• WORK INSTRUCTIONS
Drop every picture, then transcribe the remaining data exactly.

(Data records)
== == ==

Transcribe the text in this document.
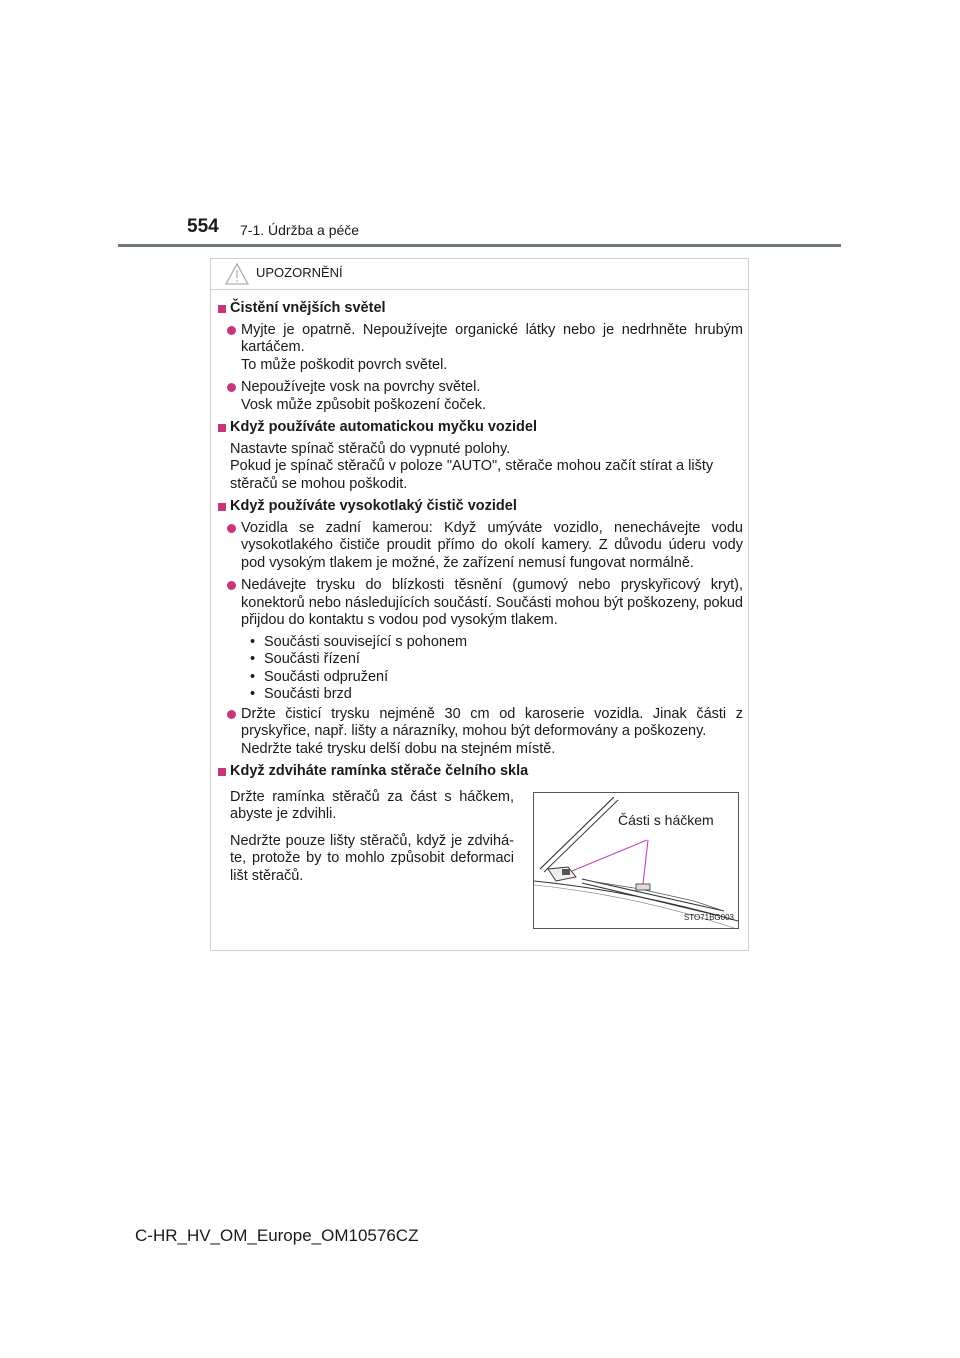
554 7-1. Údržba a péče
UPOZORNĚNÍ
Čistění vnějších světel
Myjte je opatrně. Nepoužívejte organické látky nebo je nedrhněte hrubým kartáčem.
To může poškodit povrch světel.
Nepoužívejte vosk na povrchy světel.
Vosk může způsobit poškození čoček.
Když používáte automatickou myčku vozidel
Nastavte spínač stěračů do vypnuté polohy.
Pokud je spínač stěračů v poloze "AUTO", stěrače mohou začít stírat a lišty stěračů se mohou poškodit.
Když používáte vysokotlaký čistič vozidel
Vozidla se zadní kamerou: Když umýváte vozidlo, nenechávejte vodu vysokotlakého čističe proudit přímo do okolí kamery. Z důvodu úderu vody pod vysokým tlakem je možné, že zařízení nemusí fungovat normálně.
Nedávejte trysku do blízkosti těsnění (gumový nebo pryskyřicový kryt), konektorů nebo následujících součástí. Součásti mohou být poškozeny, pokud přijdou do kontaktu s vodou pod vysokým tlakem.
• Součásti související s pohonem
• Součásti řízení
• Součásti odpružení
• Součásti brzd
Držte čisticí trysku nejméně 30 cm od karoserie vozidla. Jinak části z pryskyřice, např. lišty a nárazníky, mohou být deformovány a poškozeny.
Nedržte také trysku delší dobu na stejném místě.
Když zdviháte ramínka stěrače čelního skla

Držte ramínka stěračů za část s háčkem, abyste je zdvihli.

Nedržte pouze lišty stěračů, když je zdviháte, protože by to mohlo způsobit deformaci lišt stěračů.

Části s háčkem
STO71BG003
C-HR_HV_OM_Europe_OM10576CZ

== == ==

• TASK ANSWER
Transcribe the text in this document.
554 7-1. Údržba a péče
UPOZORNĚNÍ
Čistění vnějších světel
Myjte je opatrně. Nepoužívejte organické látky nebo je nedrhněte hrubým kartáčem.
To může poškodit povrch světel.
Nepoužívejte vosk na povrchy světel.
Vosk může způsobit poškození čoček.
Když používáte automatickou myčku vozidel
Nastavte spínač stěračů do vypnuté polohy.
Pokud je spínač stěračů v poloze "AUTO", stěrače mohou začít stírat a lišty stěračů se mohou poškodit.
Když používáte vysokotlaký čistič vozidel
Vozidla se zadní kamerou: Když umýváte vozidlo, nenechávejte vodu vysokotlakého čističe proudit přímo do okolí kamery. Z důvodu úderu vody pod vysokým tlakem je možné, že zařízení nemusí fungovat normálně.
Nedávejte trysku do blízkosti těsnění (gumový nebo pryskyřicový kryt), konektorů nebo následujících součástí. Součásti mohou být poškozeny, pokud přijdou do kontaktu s vodou pod vysokým tlakem.
• Součásti související s pohonem
• Součásti řízení
• Součásti odpružení
• Součásti brzd
Držte čisticí trysku nejméně 30 cm od karoserie vozidla. Jinak části z pryskyřice, např. lišty a nárazníky, mohou být deformovány a poškozeny.
Nedržte také trysku delší dobu na stejném místě.
Když zdviháte ramínka stěrače čelního skla

Držte ramínka stěračů za část s háčkem, abyste je zdvihli.

Nedržte pouze lišty stěračů, když je zdviháte, protože by to mohlo způsobit deformaci lišt stěračů.

Části s háčkem
STO71BG003
C-HR_HV_OM_Europe_OM10576CZ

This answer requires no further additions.